# [Given task]
Lines that hold the word "insecurity" should be located and copied.

— START Records to process —

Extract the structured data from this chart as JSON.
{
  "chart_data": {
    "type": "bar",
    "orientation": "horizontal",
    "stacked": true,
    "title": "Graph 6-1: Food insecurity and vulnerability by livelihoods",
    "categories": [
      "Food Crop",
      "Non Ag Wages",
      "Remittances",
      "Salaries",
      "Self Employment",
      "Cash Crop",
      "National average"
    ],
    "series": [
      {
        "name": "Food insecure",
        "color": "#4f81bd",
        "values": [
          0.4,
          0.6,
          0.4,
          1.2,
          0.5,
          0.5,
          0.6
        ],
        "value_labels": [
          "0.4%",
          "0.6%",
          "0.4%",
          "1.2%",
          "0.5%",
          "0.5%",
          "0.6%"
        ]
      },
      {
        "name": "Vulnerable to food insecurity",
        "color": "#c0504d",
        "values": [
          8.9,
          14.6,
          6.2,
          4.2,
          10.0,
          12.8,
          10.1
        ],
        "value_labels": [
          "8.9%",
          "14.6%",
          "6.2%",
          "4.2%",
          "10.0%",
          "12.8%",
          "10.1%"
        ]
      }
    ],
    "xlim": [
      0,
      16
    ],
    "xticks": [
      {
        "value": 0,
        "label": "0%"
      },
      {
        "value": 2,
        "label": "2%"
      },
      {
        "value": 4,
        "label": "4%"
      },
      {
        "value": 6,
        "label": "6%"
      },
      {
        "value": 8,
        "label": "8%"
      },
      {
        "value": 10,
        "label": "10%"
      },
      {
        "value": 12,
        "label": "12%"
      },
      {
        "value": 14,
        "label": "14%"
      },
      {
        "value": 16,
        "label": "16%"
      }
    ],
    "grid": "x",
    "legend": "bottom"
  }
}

— END Records to process —

# [Worked answer]
    "title": "Graph 6-1: Food insecurity and vulnerability by livelihoods",
        "name": "Vulnerable to food insecurity",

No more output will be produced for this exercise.